◆ Estratto fornito ◆
Salvati in extremis da una prodezza di Chiesa nei tempi supplementari, ci
giocheremo ora l’accesso alle semifinali contro il Belgio, la prima
classificata nel Ranking Fifa.
Le
difficoltà incontrate contro gli austriaci hanno “raffreddato” l’entusiasmo che
circondava la squadra azzurra. Ma solo in parte, perché si sostiene che questa
prova ci abbia temprati (?!). Può darsi, resta il fatto che venerdì prossimo
conosceremo il vero valore di questa nazionale. La differenza con il Belgio nel
Ranking Fifa (noi settimi, loro primi) non può essere un alibi: negli Ottavi, la
Repubblica Ceca, al quarantesimo posto, ha eliminato l’Olanda, sedicesima nella
stessa classifica.
Circa
la formazione da mandare in campo contro il Belgio - primo al mondo secondo la
Fifa, ma che non ha mai vinto né un titolo europeo né un titolo mondiale
(contro quattro titoli mondiali e uno europeo vinti dagli azzurri) - si invoca
da più parti l’impiego di Chiesa sin dal primo minuto al posto di Berardi, così
come prima della partita contro l’Austria si faceva con Locatelli invocato al
posto di Verratti per la doppietta realizzata contro la Svizzera.
Fortunatamente Mancini ascolta tutti, ma poi decide con la sua testa. Deve aver
capito che Chiesa, proprio per le sue caratteristiche, è più utile in corso
d’opera che dall’inizio della partita. Quanto a Verratti, parla in suo favore
la classe e l’esperienza internazionale, ciò non significa che il giovane
Locatelli, con i suoi tiri da lontano e il suo fisico non possa tornare utile,
così come lo è stato sin qui. In difesa, se ristabilito, tornerà Chiellini che
ha già marcato efficacemente Lukaku, mentre la coppia dei terzini dovrebbe
essere formata, a sinistra da Spinazzola che per ben due volte su quattro ha
ottenuto il premio del migliore in campo, da Di Lorenzo o da Toloi a destra
(preferibilmente da quest’ultimo che ritengo più adatto a contenere i diavoli
rossi del Belgio), tenuto conto che la sorte ci sta privando per infortunio
dell’apporto in quel ruolo di Florenzi, un pallino di Mancini che non ho mai
capito.

◆ Materiale fornito ◆
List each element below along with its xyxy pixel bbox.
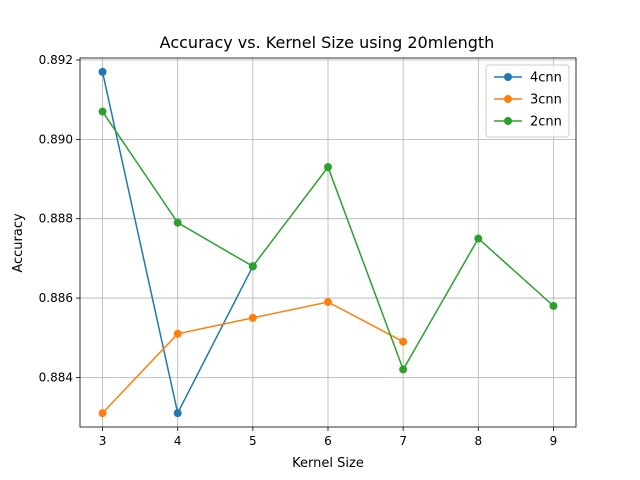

◆ Istruzioni da seguire ◆
Prosegua il commento sulla nazionale italiana attesa dal Belgio, partendo subito dopo l'ultima frase dell'estratto fornito.

◆ Risultato richiesto ◆
Se
batteremo il Belgio, significherà che l’Italia ha colmato il gap che da tempo la separa dalle
nazionali più forti di Europa e del Mondo, altrimenti, se saremo eliminati
vorrà dire che la squadra azzurra ha solo confermato sin qui il buon cammino intrapreso con Mancini alla
guida della nazionale: tante vittorie ma solo con squadre oggettivamente più
deboli e senza una tradizione di prestigio come la nostra. Una eventualità del
genere (sulla carta, purtroppo, anche probabile) non significherà demerito né
per il selezionatore azzurro né per i calciatori. Sarà, invece, un punto dal
quale ripartire per presentarci ai Mondiali del prossimo anno con maggiore
consapevolezza. Ritrovata una squadra degno di questo nome, dove tutti si
prodigano con generosità e anche con discreto talento, per ritornare tra le
grandi del calcio non ci resta che attendere il campione capace di rinnovare le
gesta del compianto Paolo Rossi, di Baggio, di Del Piero, di Totti e di tanti
altri.
Certo,
non sarà facile, finché le squadre più forti della nostra Serie A continueranno
a giocare con uno o due italiani soltanto, né potremo usufruire, così come alcune
nazionali europee (vedi soprattutto la Francia degli Afrofranchi, campione del mondo in carica e principale candidata
alla vittoria di Euro20, ma anche il
Belgio, l’Inghilterra e non solo) dell’apporto di tanti campioni di altri
continenti, naturalizzati europei da una o più generazioni.